- What is asked: Set down each line of the data below exactly as it stands, dropping the pictures.

■ ■ ■ ■ ■

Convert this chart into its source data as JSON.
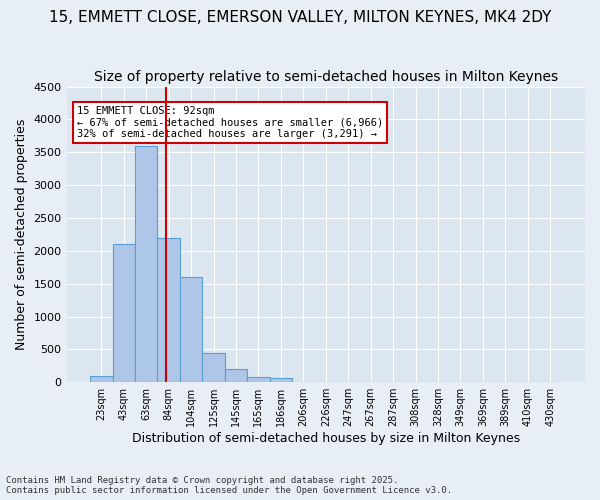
{
  "title1": "15, EMMETT CLOSE, EMERSON VALLEY, MILTON KEYNES, MK4 2DY",
  "title2": "Size of property relative to semi-detached houses in Milton Keynes",
  "xlabel": "Distribution of semi-detached houses by size in Milton Keynes",
  "ylabel": "Number of semi-detached properties",
  "footnote": "Contains HM Land Registry data © Crown copyright and database right 2025.\nContains public sector information licensed under the Open Government Licence v3.0.",
  "bin_labels": [
    "23sqm",
    "43sqm",
    "63sqm",
    "84sqm",
    "104sqm",
    "125sqm",
    "145sqm",
    "165sqm",
    "186sqm",
    "206sqm",
    "226sqm",
    "247sqm",
    "267sqm",
    "287sqm",
    "308sqm",
    "328sqm",
    "349sqm",
    "369sqm",
    "389sqm",
    "410sqm",
    "430sqm"
  ],
  "bar_values": [
    100,
    2100,
    3600,
    2200,
    1600,
    450,
    200,
    75,
    60,
    5,
    0,
    0,
    0,
    0,
    0,
    0,
    0,
    0,
    0,
    0,
    0
  ],
  "bar_color": "#aec6e8",
  "bar_edge_color": "#5a9fd4",
  "property_value": 92,
  "property_label": "15 EMMETT CLOSE: 92sqm",
  "pct_smaller": 67,
  "n_smaller": 6966,
  "pct_larger": 32,
  "n_larger": 3291,
  "vline_color": "#cc0000",
  "annotation_box_color": "#cc0000",
  "ylim": [
    0,
    4500
  ],
  "yticks": [
    0,
    500,
    1000,
    1500,
    2000,
    2500,
    3000,
    3500,
    4000,
    4500
  ],
  "bg_color": "#e8eef5",
  "plot_bg_color": "#dce6f0",
  "grid_color": "#ffffff",
  "title1_fontsize": 11,
  "title2_fontsize": 10,
  "xlabel_fontsize": 9,
  "ylabel_fontsize": 9,
  "vline_x": 2.9
}
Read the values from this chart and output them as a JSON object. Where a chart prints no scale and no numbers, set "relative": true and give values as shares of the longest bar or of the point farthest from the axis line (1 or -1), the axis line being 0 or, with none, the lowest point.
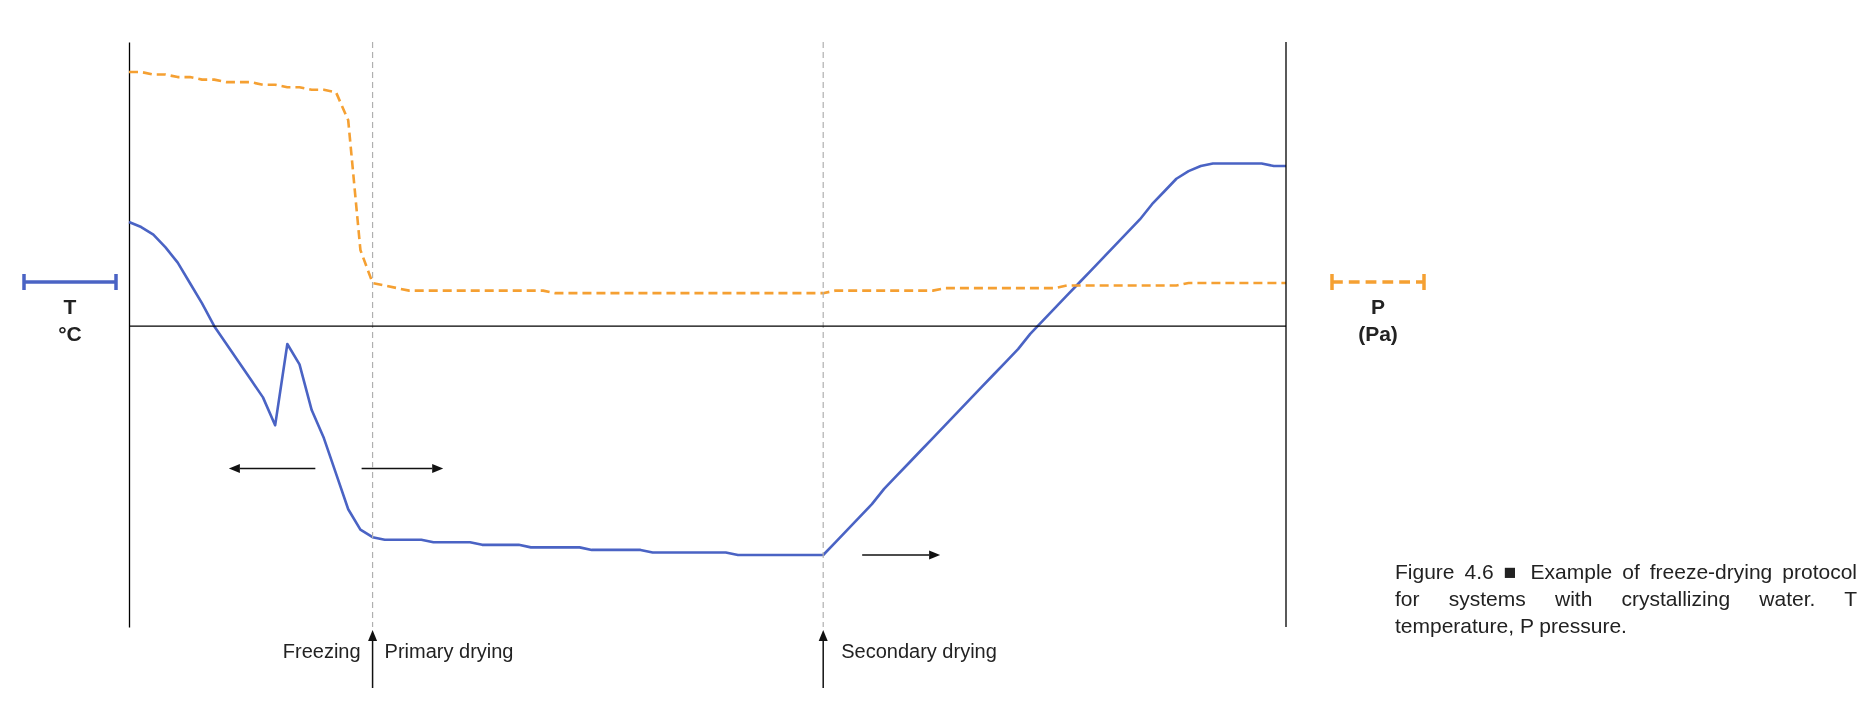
{
  "chart_data": {
    "type": "line",
    "relative": true,
    "legend": "left",
    "categories": [
      null,
      null,
      null,
      null,
      null,
      null,
      null,
      null,
      null,
      null,
      null,
      null,
      null,
      null,
      null,
      null,
      null,
      null,
      null,
      null,
      null,
      null,
      null,
      null,
      null,
      null,
      null,
      null,
      null,
      null,
      null,
      null,
      null,
      null,
      null,
      null,
      null,
      null,
      null,
      null,
      null,
      null,
      null,
      null,
      null,
      null,
      null,
      null,
      null,
      null,
      null,
      null,
      null,
      null,
      null,
      null,
      null,
      null,
      null,
      null,
      null,
      null,
      null,
      null,
      null,
      null,
      null,
      null,
      null,
      null,
      null,
      null,
      null,
      null,
      null,
      null,
      null,
      null,
      null,
      null,
      null,
      null,
      null,
      null,
      null,
      null,
      null,
      null,
      null,
      null,
      null,
      null,
      null,
      null,
      null,
      null
    ],
    "series": [
      {
        "name": "T °C",
        "color": "#4a63c4",
        "line_style": "solid",
        "values": [
          0.41,
          0.39,
          0.36,
          0.31,
          0.25,
          0.17,
          0.09,
          0.0,
          -0.07,
          -0.14,
          -0.21,
          -0.28,
          -0.39,
          -0.07,
          -0.15,
          -0.33,
          -0.44,
          -0.58,
          -0.72,
          -0.8,
          -0.83,
          -0.84,
          -0.84,
          -0.84,
          -0.84,
          -0.85,
          -0.85,
          -0.85,
          -0.85,
          -0.86,
          -0.86,
          -0.86,
          -0.86,
          -0.87,
          -0.87,
          -0.87,
          -0.87,
          -0.87,
          -0.88,
          -0.88,
          -0.88,
          -0.88,
          -0.88,
          -0.89,
          -0.89,
          -0.89,
          -0.89,
          -0.89,
          -0.89,
          -0.89,
          -0.9,
          -0.9,
          -0.9,
          -0.9,
          -0.9,
          -0.9,
          -0.9,
          -0.9,
          -0.85,
          -0.8,
          -0.75,
          -0.7,
          -0.64,
          -0.59,
          -0.54,
          -0.49,
          -0.44,
          -0.39,
          -0.34,
          -0.29,
          -0.24,
          -0.19,
          -0.14,
          -0.09,
          -0.03,
          0.02,
          0.07,
          0.12,
          0.17,
          0.22,
          0.27,
          0.32,
          0.37,
          0.42,
          0.48,
          0.53,
          0.58,
          0.61,
          0.63,
          0.64,
          0.64,
          0.64,
          0.64,
          0.64,
          0.63,
          0.63
        ]
      },
      {
        "name": "P (Pa)",
        "color": "#f5a032",
        "line_style": "dashed",
        "values": [
          1.0,
          1.0,
          0.99,
          0.99,
          0.98,
          0.98,
          0.97,
          0.97,
          0.96,
          0.96,
          0.96,
          0.95,
          0.95,
          0.94,
          0.94,
          0.93,
          0.93,
          0.92,
          0.81,
          0.3,
          0.17,
          0.16,
          0.15,
          0.14,
          0.14,
          0.14,
          0.14,
          0.14,
          0.14,
          0.14,
          0.14,
          0.14,
          0.14,
          0.14,
          0.14,
          0.13,
          0.13,
          0.13,
          0.13,
          0.13,
          0.13,
          0.13,
          0.13,
          0.13,
          0.13,
          0.13,
          0.13,
          0.13,
          0.13,
          0.13,
          0.13,
          0.13,
          0.13,
          0.13,
          0.13,
          0.13,
          0.13,
          0.13,
          0.14,
          0.14,
          0.14,
          0.14,
          0.14,
          0.14,
          0.14,
          0.14,
          0.14,
          0.15,
          0.15,
          0.15,
          0.15,
          0.15,
          0.15,
          0.15,
          0.15,
          0.15,
          0.15,
          0.16,
          0.16,
          0.16,
          0.16,
          0.16,
          0.16,
          0.16,
          0.16,
          0.16,
          0.16,
          0.17,
          0.17,
          0.17,
          0.17,
          0.17,
          0.17,
          0.17,
          0.17,
          0.17
        ]
      }
    ],
    "annotations": [
      "Freezing",
      "Primary drying",
      "Secondary drying",
      "Figure 4.6 ■ Example of freeze-drying protocol for systems with crystallizing water. T temperature, P pressure."
    ]
  }
}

■ ■ ■ ■ ■

- Exercise solution:
Convert this chart into its source data as JSON.
{
  "title1": "15, EMMETT CLOSE, EMERSON VALLEY, MILTON KEYNES, MK4 2DY",
  "title2": "Size of property relative to semi-detached houses in Milton Keynes",
  "xlabel": "Distribution of semi-detached houses by size in Milton Keynes",
  "ylabel": "Number of semi-detached properties",
  "footnote": "Contains HM Land Registry data © Crown copyright and database right 2025.\nContains public sector information licensed under the Open Government Licence v3.0.",
  "bin_labels": [
    "23sqm",
    "43sqm",
    "63sqm",
    "84sqm",
    "104sqm",
    "125sqm",
    "145sqm",
    "165sqm",
    "186sqm",
    "206sqm",
    "226sqm",
    "247sqm",
    "267sqm",
    "287sqm",
    "308sqm",
    "328sqm",
    "349sqm",
    "369sqm",
    "389sqm",
    "410sqm",
    "430sqm"
  ],
  "bar_values": [
    100,
    2100,
    3600,
    2200,
    1600,
    450,
    200,
    75,
    60,
    5,
    0,
    0,
    0,
    0,
    0,
    0,
    0,
    0,
    0,
    0,
    0
  ],
  "bar_color": "#aec6e8",
  "bar_edge_color": "#5a9fd4",
  "property_value": 92,
  "property_label": "15 EMMETT CLOSE: 92sqm",
  "pct_smaller": 67,
  "n_smaller": 6966,
  "pct_larger": 32,
  "n_larger": 3291,
  "vline_color": "#cc0000",
  "annotation_box_color": "#cc0000",
  "ylim": [
    0,
    4500
  ],
  "yticks": [
    0,
    500,
    1000,
    1500,
    2000,
    2500,
    3000,
    3500,
    4000,
    4500
  ],
  "bg_color": "#e8eef5",
  "plot_bg_color": "#dce6f0",
  "grid_color": "#ffffff",
  "title1_fontsize": 11,
  "title2_fontsize": 10,
  "xlabel_fontsize": 9,
  "ylabel_fontsize": 9,
  "vline_x": 2.9
}
Read the values from this chart and output them as a JSON object. Where a chart prints no scale and no numbers, set "relative": true and give values as shares of the longest bar or of the point farthest from the axis line (1 or -1), the axis line being 0 or, with none, the lowest point.
{
  "chart_data": {
    "type": "line",
    "relative": true,
    "legend": "left",
    "categories": [
      null,
      null,
      null,
      null,
      null,
      null,
      null,
      null,
      null,
      null,
      null,
      null,
      null,
      null,
      null,
      null,
      null,
      null,
      null,
      null,
      null,
      null,
      null,
      null,
      null,
      null,
      null,
      null,
      null,
      null,
      null,
      null,
      null,
      null,
      null,
      null,
      null,
      null,
      null,
      null,
      null,
      null,
      null,
      null,
      null,
      null,
      null,
      null,
      null,
      null,
      null,
      null,
      null,
      null,
      null,
      null,
      null,
      null,
      null,
      null,
      null,
      null,
      null,
      null,
      null,
      null,
      null,
      null,
      null,
      null,
      null,
      null,
      null,
      null,
      null,
      null,
      null,
      null,
      null,
      null,
      null,
      null,
      null,
      null,
      null,
      null,
      null,
      null,
      null,
      null,
      null,
      null,
      null,
      null,
      null,
      null
    ],
    "series": [
      {
        "name": "T °C",
        "color": "#4a63c4",
        "line_style": "solid",
        "values": [
          0.41,
          0.39,
          0.36,
          0.31,
          0.25,
          0.17,
          0.09,
          0.0,
          -0.07,
          -0.14,
          -0.21,
          -0.28,
          -0.39,
          -0.07,
          -0.15,
          -0.33,
          -0.44,
          -0.58,
          -0.72,
          -0.8,
          -0.83,
          -0.84,
          -0.84,
          -0.84,
          -0.84,
          -0.85,
          -0.85,
          -0.85,
          -0.85,
          -0.86,
          -0.86,
          -0.86,
          -0.86,
          -0.87,
          -0.87,
          -0.87,
          -0.87,
          -0.87,
          -0.88,
          -0.88,
          -0.88,
          -0.88,
          -0.88,
          -0.89,
          -0.89,
          -0.89,
          -0.89,
          -0.89,
          -0.89,
          -0.89,
          -0.9,
          -0.9,
          -0.9,
          -0.9,
          -0.9,
          -0.9,
          -0.9,
          -0.9,
          -0.85,
          -0.8,
          -0.75,
          -0.7,
          -0.64,
          -0.59,
          -0.54,
          -0.49,
          -0.44,
          -0.39,
          -0.34,
          -0.29,
          -0.24,
          -0.19,
          -0.14,
          -0.09,
          -0.03,
          0.02,
          0.07,
          0.12,
          0.17,
          0.22,
          0.27,
          0.32,
          0.37,
          0.42,
          0.48,
          0.53,
          0.58,
          0.61,
          0.63,
          0.64,
          0.64,
          0.64,
          0.64,
          0.64,
          0.63,
          0.63
        ]
      },
      {
        "name": "P (Pa)",
        "color": "#f5a032",
        "line_style": "dashed",
        "values": [
          1.0,
          1.0,
          0.99,
          0.99,
          0.98,
          0.98,
          0.97,
          0.97,
          0.96,
          0.96,
          0.96,
          0.95,
          0.95,
          0.94,
          0.94,
          0.93,
          0.93,
          0.92,
          0.81,
          0.3,
          0.17,
          0.16,
          0.15,
          0.14,
          0.14,
          0.14,
          0.14,
          0.14,
          0.14,
          0.14,
          0.14,
          0.14,
          0.14,
          0.14,
          0.14,
          0.13,
          0.13,
          0.13,
          0.13,
          0.13,
          0.13,
          0.13,
          0.13,
          0.13,
          0.13,
          0.13,
          0.13,
          0.13,
          0.13,
          0.13,
          0.13,
          0.13,
          0.13,
          0.13,
          0.13,
          0.13,
          0.13,
          0.13,
          0.14,
          0.14,
          0.14,
          0.14,
          0.14,
          0.14,
          0.14,
          0.14,
          0.14,
          0.15,
          0.15,
          0.15,
          0.15,
          0.15,
          0.15,
          0.15,
          0.15,
          0.15,
          0.15,
          0.16,
          0.16,
          0.16,
          0.16,
          0.16,
          0.16,
          0.16,
          0.16,
          0.16,
          0.16,
          0.17,
          0.17,
          0.17,
          0.17,
          0.17,
          0.17,
          0.17,
          0.17,
          0.17
        ]
      }
    ],
    "annotations": [
      "Freezing",
      "Primary drying",
      "Secondary drying",
      "Figure 4.6 ■ Example of freeze-drying protocol for systems with crystallizing water. T temperature, P pressure."
    ]
  }
}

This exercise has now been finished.